• **WHAT IS BEING ASKED**
Return the records, each one exactly as written.

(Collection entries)
_ _ _ _ _ _ _
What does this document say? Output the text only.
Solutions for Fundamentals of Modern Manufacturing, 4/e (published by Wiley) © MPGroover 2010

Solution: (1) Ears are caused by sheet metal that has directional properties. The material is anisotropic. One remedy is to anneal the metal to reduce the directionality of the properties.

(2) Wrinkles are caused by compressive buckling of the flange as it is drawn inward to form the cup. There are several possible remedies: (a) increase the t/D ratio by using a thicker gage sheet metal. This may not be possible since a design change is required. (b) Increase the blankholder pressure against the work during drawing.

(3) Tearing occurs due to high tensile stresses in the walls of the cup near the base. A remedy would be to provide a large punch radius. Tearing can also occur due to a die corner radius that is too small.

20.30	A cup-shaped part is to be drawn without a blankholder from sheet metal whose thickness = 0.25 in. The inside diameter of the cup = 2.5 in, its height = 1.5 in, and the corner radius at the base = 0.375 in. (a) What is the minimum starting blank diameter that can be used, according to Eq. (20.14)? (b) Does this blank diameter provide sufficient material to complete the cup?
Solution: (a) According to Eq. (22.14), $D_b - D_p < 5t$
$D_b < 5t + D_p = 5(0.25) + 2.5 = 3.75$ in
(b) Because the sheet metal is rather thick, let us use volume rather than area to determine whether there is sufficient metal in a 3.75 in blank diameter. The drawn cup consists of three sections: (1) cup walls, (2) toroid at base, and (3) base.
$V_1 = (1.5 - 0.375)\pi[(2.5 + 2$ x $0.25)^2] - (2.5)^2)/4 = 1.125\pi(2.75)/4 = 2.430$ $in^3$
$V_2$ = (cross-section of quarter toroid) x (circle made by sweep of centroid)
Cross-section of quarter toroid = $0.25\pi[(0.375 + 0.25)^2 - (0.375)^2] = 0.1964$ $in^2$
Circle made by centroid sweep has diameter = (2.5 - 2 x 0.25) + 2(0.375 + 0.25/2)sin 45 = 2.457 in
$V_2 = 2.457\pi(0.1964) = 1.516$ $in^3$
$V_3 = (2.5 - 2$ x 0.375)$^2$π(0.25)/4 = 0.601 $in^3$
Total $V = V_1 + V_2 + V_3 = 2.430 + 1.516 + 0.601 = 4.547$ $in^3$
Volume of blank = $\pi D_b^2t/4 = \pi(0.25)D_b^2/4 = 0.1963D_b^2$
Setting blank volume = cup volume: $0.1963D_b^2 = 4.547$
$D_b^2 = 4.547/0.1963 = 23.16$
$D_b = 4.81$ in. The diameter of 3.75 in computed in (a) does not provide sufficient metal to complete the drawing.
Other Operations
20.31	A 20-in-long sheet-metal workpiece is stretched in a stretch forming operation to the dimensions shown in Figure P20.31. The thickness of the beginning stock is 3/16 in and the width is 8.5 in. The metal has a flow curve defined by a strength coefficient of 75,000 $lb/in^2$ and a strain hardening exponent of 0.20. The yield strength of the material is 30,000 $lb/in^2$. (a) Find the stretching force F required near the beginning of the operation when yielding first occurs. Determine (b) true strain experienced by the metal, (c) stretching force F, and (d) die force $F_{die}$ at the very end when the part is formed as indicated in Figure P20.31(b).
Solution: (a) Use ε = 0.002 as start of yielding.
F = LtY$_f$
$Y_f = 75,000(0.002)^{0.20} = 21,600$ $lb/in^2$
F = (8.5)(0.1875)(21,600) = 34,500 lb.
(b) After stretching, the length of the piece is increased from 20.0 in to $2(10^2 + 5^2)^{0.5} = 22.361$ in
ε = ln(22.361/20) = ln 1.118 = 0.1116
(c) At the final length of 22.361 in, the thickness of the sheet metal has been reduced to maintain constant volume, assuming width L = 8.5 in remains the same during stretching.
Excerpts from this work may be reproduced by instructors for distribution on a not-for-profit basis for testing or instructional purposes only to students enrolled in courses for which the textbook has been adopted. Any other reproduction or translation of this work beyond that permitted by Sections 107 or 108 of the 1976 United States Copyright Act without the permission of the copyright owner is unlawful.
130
_ _ _ _ _ _ _
• **RESULT OF THE EXERCISE**
What does this document say? Output the text only.
Solutions for Fundamentals of Modern Manufacturing, 4/e (published by Wiley) © MPGroover 2010

Solution: (1) Ears are caused by sheet metal that has directional properties. The material is anisotropic. One remedy is to anneal the metal to reduce the directionality of the properties.

(2) Wrinkles are caused by compressive buckling of the flange as it is drawn inward to form the cup. There are several possible remedies: (a) increase the t/D ratio by using a thicker gage sheet metal. This may not be possible since a design change is required. (b) Increase the blankholder pressure against the work during drawing.

(3) Tearing occurs due to high tensile stresses in the walls of the cup near the base. A remedy would be to provide a large punch radius. Tearing can also occur due to a die corner radius that is too small.

20.30	A cup-shaped part is to be drawn without a blankholder from sheet metal whose thickness = 0.25 in. The inside diameter of the cup = 2.5 in, its height = 1.5 in, and the corner radius at the base = 0.375 in. (a) What is the minimum starting blank diameter that can be used, according to Eq. (20.14)? (b) Does this blank diameter provide sufficient material to complete the cup?
Solution: (a) According to Eq. (22.14), $D_b - D_p < 5t$
$D_b < 5t + D_p = 5(0.25) + 2.5 = 3.75$ in
(b) Because the sheet metal is rather thick, let us use volume rather than area to determine whether there is sufficient metal in a 3.75 in blank diameter. The drawn cup consists of three sections: (1) cup walls, (2) toroid at base, and (3) base.
$V_1 = (1.5 - 0.375)\pi[(2.5 + 2$ x $0.25)^2] - (2.5)^2)/4 = 1.125\pi(2.75)/4 = 2.430$ $in^3$
$V_2$ = (cross-section of quarter toroid) x (circle made by sweep of centroid)
Cross-section of quarter toroid = $0.25\pi[(0.375 + 0.25)^2 - (0.375)^2] = 0.1964$ $in^2$
Circle made by centroid sweep has diameter = (2.5 - 2 x 0.25) + 2(0.375 + 0.25/2)sin 45 = 2.457 in
$V_2 = 2.457\pi(0.1964) = 1.516$ $in^3$
$V_3 = (2.5 - 2$ x 0.375)$^2$π(0.25)/4 = 0.601 $in^3$
Total $V = V_1 + V_2 + V_3 = 2.430 + 1.516 + 0.601 = 4.547$ $in^3$
Volume of blank = $\pi D_b^2t/4 = \pi(0.25)D_b^2/4 = 0.1963D_b^2$
Setting blank volume = cup volume: $0.1963D_b^2 = 4.547$
$D_b^2 = 4.547/0.1963 = 23.16$
$D_b = 4.81$ in. The diameter of 3.75 in computed in (a) does not provide sufficient metal to complete the drawing.
Other Operations
20.31	A 20-in-long sheet-metal workpiece is stretched in a stretch forming operation to the dimensions shown in Figure P20.31. The thickness of the beginning stock is 3/16 in and the width is 8.5 in. The metal has a flow curve defined by a strength coefficient of 75,000 $lb/in^2$ and a strain hardening exponent of 0.20. The yield strength of the material is 30,000 $lb/in^2$. (a) Find the stretching force F required near the beginning of the operation when yielding first occurs. Determine (b) true strain experienced by the metal, (c) stretching force F, and (d) die force $F_{die}$ at the very end when the part is formed as indicated in Figure P20.31(b).
Solution: (a) Use ε = 0.002 as start of yielding.
F = LtY$_f$
$Y_f = 75,000(0.002)^{0.20} = 21,600$ $lb/in^2$
F = (8.5)(0.1875)(21,600) = 34,500 lb.
(b) After stretching, the length of the piece is increased from 20.0 in to $2(10^2 + 5^2)^{0.5} = 22.361$ in
ε = ln(22.361/20) = ln 1.118 = 0.1116
(c) At the final length of 22.361 in, the thickness of the sheet metal has been reduced to maintain constant volume, assuming width L = 8.5 in remains the same during stretching.
Excerpts from this work may be reproduced by instructors for distribution on a not-for-profit basis for testing or instructional purposes only to students enrolled in courses for which the textbook has been adopted. Any other reproduction or translation of this work beyond that permitted by Sections 107 or 108 of the 1976 United States Copyright Act without the permission of the copyright owner is unlawful.
130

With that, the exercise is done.